What to do »
Look through the lines below and extract each one that contains "values".

[Dataset rows about figures]
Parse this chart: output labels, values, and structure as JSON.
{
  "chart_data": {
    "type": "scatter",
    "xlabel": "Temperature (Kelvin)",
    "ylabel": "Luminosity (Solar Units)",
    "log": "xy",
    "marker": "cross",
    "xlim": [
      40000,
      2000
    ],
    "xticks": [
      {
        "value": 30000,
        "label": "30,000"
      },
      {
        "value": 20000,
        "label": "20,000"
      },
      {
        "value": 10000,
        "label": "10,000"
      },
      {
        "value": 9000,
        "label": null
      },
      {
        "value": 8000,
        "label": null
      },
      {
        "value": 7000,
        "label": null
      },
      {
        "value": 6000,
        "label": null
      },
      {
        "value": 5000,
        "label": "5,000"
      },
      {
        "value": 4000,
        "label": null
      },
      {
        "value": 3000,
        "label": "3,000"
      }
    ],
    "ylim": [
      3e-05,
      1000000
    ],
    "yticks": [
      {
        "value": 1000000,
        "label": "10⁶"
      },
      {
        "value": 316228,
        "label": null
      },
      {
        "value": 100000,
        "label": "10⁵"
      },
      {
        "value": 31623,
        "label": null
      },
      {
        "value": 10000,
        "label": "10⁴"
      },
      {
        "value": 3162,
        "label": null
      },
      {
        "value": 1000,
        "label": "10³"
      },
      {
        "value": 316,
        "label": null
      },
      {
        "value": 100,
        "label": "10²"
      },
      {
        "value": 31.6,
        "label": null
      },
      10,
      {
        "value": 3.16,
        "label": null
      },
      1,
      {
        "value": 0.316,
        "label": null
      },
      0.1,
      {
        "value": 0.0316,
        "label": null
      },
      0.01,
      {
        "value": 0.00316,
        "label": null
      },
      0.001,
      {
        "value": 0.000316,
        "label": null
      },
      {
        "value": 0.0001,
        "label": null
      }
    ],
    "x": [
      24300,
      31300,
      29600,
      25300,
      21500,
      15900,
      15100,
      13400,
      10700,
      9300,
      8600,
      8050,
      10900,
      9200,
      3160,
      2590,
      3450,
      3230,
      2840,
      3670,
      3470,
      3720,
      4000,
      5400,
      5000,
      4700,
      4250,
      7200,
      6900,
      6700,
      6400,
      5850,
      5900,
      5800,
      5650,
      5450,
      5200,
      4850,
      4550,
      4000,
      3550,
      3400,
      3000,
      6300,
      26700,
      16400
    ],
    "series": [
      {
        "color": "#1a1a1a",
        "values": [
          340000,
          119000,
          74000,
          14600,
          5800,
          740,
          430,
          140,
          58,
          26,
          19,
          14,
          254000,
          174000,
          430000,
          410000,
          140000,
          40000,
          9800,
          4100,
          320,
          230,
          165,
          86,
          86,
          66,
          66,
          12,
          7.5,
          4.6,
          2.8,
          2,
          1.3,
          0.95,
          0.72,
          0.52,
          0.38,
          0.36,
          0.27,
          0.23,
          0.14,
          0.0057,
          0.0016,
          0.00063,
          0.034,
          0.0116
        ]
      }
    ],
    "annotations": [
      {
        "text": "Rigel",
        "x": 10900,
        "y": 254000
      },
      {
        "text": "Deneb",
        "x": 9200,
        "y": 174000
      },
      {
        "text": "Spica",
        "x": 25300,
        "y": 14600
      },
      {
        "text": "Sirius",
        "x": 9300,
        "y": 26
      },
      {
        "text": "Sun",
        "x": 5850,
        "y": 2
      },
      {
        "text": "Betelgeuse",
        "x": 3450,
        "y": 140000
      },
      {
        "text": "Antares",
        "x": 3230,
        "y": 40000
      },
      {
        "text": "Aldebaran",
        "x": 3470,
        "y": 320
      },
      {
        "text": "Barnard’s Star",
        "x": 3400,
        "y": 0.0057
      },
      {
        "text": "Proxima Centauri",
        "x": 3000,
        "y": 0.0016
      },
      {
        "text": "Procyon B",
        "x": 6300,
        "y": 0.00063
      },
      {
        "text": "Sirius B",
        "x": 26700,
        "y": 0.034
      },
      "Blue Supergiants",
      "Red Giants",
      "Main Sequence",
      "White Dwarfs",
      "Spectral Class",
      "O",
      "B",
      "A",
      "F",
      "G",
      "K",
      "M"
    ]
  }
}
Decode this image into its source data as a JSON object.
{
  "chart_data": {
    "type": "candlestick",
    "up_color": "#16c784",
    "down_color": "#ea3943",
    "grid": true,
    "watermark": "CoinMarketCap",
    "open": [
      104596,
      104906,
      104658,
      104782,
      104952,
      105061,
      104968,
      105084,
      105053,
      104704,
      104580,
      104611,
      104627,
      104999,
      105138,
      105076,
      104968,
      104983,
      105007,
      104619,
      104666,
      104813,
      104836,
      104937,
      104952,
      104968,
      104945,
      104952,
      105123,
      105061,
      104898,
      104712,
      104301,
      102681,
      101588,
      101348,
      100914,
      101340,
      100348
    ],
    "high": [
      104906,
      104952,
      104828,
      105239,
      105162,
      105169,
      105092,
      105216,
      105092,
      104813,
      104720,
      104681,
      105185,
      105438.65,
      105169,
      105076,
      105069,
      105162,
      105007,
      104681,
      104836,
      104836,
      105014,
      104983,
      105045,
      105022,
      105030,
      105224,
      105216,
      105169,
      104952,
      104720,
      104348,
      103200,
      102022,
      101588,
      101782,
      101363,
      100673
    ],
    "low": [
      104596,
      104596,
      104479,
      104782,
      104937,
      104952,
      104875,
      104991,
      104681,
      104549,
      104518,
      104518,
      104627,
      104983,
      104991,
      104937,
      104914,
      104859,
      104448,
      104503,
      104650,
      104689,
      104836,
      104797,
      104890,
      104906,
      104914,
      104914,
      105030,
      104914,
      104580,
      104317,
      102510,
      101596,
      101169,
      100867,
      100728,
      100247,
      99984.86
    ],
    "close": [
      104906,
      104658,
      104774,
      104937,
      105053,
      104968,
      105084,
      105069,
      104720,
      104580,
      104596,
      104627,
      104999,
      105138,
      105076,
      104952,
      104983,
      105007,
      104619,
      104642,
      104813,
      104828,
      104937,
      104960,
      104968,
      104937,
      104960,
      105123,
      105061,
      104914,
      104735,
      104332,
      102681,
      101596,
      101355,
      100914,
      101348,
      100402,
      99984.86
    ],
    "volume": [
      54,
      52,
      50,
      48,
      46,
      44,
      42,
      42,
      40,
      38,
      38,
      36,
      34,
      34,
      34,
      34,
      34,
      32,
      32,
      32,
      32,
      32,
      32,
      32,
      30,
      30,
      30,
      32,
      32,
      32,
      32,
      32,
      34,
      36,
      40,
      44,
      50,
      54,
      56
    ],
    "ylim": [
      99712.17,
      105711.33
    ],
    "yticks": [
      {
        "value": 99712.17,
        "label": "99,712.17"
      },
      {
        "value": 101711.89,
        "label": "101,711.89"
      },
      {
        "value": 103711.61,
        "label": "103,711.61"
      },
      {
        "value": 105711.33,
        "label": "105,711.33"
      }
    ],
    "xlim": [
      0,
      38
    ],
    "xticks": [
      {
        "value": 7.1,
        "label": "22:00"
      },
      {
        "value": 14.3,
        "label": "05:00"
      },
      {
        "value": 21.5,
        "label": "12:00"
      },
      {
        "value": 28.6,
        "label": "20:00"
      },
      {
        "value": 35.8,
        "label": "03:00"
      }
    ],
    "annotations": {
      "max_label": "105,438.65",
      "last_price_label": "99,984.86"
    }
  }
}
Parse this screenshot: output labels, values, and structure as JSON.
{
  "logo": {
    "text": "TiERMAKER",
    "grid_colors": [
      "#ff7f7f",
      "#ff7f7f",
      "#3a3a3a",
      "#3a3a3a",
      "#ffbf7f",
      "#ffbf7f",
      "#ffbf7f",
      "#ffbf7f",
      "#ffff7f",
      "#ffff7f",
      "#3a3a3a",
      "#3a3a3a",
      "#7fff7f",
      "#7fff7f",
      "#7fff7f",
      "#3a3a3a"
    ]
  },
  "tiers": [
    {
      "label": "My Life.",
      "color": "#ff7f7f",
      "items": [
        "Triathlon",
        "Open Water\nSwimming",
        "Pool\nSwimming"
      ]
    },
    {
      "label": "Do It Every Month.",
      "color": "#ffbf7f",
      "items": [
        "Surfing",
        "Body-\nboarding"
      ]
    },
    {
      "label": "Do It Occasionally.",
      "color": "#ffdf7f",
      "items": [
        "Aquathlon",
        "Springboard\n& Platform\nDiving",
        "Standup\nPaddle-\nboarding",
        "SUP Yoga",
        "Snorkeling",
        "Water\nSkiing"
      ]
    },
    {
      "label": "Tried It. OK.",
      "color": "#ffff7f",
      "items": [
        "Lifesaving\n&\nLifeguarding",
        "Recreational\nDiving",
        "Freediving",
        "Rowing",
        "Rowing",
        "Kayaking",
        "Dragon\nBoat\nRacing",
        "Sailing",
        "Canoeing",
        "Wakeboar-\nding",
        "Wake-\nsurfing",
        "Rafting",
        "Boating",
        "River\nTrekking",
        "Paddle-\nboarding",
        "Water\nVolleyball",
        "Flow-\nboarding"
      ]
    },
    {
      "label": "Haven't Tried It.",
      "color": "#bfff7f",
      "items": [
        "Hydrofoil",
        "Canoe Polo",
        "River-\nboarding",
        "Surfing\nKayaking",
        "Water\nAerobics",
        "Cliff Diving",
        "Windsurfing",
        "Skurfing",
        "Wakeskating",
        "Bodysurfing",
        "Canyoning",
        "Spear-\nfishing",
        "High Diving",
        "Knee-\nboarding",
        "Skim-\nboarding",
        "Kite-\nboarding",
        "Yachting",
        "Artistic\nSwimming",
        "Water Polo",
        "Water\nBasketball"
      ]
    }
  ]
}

Task output »
Parse this chart: output labels, values, and structure as JSON.
        "values": [
Parse this screenshot: output labels, values, and structure as JSON.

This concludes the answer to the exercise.